Data records

----------------------------------------

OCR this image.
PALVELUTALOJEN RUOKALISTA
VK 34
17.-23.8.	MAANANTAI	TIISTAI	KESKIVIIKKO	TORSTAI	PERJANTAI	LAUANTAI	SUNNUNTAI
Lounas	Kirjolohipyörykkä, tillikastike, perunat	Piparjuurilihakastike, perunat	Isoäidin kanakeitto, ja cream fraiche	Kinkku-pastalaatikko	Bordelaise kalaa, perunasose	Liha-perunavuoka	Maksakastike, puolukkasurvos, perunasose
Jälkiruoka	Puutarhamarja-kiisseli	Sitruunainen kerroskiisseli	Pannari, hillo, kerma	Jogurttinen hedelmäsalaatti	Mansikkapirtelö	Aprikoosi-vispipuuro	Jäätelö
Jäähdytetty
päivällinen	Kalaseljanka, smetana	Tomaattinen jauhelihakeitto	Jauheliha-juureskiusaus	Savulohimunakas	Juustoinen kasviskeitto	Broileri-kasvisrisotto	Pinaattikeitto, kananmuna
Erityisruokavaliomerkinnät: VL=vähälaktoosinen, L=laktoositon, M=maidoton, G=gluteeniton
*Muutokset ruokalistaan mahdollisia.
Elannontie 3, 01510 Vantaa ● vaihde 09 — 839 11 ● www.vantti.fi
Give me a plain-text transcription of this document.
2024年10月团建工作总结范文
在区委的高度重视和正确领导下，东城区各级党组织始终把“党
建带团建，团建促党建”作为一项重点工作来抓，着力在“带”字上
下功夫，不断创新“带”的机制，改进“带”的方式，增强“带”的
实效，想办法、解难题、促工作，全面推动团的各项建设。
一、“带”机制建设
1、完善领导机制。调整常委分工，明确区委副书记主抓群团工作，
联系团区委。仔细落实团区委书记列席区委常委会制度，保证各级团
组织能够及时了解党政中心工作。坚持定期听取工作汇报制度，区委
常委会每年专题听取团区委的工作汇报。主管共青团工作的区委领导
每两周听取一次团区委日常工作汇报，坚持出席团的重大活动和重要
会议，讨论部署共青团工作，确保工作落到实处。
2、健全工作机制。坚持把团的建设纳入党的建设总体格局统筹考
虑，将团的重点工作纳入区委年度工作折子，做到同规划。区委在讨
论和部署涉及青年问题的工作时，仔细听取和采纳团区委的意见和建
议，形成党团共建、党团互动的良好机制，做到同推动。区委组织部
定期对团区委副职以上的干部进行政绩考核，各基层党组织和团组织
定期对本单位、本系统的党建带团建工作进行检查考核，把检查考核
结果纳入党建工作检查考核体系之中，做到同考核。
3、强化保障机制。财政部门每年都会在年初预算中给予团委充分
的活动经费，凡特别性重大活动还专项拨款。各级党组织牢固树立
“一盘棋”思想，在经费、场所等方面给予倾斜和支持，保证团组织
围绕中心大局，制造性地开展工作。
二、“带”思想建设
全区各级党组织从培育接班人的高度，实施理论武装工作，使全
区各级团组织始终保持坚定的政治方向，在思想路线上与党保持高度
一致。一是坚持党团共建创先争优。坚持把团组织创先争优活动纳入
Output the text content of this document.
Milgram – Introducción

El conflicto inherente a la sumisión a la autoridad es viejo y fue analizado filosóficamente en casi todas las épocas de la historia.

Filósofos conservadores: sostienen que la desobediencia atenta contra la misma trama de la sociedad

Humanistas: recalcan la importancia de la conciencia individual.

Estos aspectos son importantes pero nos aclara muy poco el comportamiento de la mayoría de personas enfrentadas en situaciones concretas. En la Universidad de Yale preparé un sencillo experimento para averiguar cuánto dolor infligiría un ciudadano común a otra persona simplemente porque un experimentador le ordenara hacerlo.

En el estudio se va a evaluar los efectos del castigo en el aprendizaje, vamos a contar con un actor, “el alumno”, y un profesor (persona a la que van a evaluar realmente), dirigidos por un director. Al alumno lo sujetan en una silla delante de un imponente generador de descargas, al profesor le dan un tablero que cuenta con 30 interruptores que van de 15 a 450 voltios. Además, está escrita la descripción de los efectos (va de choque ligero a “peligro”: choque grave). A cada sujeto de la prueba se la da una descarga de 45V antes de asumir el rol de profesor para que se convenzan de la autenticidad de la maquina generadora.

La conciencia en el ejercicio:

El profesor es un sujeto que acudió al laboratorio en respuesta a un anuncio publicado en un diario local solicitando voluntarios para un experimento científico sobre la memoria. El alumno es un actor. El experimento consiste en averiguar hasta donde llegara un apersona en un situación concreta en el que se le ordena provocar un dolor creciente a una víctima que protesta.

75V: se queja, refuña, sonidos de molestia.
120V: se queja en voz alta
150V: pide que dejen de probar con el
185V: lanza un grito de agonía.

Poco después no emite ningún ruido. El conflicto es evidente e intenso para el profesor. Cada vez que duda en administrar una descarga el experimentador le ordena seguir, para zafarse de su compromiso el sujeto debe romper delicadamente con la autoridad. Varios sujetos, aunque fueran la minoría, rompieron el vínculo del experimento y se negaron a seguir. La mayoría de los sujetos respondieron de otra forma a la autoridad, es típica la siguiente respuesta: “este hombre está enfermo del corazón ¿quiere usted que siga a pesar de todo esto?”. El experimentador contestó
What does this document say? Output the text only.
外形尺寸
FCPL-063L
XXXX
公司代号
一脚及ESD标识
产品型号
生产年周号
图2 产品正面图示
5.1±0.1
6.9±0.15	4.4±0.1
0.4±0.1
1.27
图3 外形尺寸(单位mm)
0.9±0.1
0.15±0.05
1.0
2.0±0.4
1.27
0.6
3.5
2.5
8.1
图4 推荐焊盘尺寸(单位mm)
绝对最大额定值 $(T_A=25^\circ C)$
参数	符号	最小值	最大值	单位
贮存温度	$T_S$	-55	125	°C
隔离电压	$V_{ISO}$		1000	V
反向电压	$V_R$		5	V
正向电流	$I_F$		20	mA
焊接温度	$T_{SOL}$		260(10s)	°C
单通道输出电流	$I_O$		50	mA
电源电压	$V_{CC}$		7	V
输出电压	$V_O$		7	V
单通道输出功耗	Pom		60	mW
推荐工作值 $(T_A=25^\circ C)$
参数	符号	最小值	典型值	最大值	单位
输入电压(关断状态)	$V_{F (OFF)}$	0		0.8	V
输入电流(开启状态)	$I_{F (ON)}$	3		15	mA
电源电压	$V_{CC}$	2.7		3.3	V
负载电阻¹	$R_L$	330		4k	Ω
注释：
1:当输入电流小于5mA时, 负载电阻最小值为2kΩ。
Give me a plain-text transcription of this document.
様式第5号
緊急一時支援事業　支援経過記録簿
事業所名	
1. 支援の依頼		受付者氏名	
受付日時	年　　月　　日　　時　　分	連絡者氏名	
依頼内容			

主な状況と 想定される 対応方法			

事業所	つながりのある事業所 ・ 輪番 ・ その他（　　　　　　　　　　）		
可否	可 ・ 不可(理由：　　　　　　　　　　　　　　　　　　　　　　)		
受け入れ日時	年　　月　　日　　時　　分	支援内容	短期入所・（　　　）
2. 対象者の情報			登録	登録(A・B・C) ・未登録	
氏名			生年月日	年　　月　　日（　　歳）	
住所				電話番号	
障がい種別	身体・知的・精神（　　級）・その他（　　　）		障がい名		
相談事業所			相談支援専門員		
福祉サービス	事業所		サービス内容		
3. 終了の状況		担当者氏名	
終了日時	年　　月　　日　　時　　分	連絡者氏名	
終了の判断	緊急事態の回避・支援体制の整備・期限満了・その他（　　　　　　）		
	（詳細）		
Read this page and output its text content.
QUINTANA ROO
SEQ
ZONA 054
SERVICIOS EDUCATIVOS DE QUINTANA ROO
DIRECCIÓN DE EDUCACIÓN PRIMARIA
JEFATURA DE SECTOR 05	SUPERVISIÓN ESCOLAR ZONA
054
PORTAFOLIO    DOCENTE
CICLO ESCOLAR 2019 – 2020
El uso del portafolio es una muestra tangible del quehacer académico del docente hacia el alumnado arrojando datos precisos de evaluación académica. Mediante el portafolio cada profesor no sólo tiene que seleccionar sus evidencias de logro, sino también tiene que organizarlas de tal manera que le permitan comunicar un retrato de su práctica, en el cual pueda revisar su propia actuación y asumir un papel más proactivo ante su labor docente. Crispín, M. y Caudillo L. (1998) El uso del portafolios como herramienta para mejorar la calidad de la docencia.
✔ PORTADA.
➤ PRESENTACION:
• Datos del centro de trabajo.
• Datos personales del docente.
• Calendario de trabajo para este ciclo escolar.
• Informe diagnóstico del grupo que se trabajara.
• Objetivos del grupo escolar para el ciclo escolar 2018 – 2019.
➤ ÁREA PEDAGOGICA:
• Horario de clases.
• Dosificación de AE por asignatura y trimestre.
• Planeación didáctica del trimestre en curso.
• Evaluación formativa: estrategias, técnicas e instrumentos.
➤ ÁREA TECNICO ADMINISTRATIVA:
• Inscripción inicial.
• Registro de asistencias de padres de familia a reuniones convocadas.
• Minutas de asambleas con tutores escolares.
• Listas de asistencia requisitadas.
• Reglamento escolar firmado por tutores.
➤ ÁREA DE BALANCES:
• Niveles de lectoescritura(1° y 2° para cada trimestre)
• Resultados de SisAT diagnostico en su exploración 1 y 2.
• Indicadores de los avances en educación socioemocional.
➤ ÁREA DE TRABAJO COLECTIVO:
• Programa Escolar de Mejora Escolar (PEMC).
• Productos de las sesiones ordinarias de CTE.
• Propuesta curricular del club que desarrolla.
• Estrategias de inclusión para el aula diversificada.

----------------------------------------

Task to carry out
State the count of lines holding the string "conflicto" in the listing above, and nothing else.

Task result
2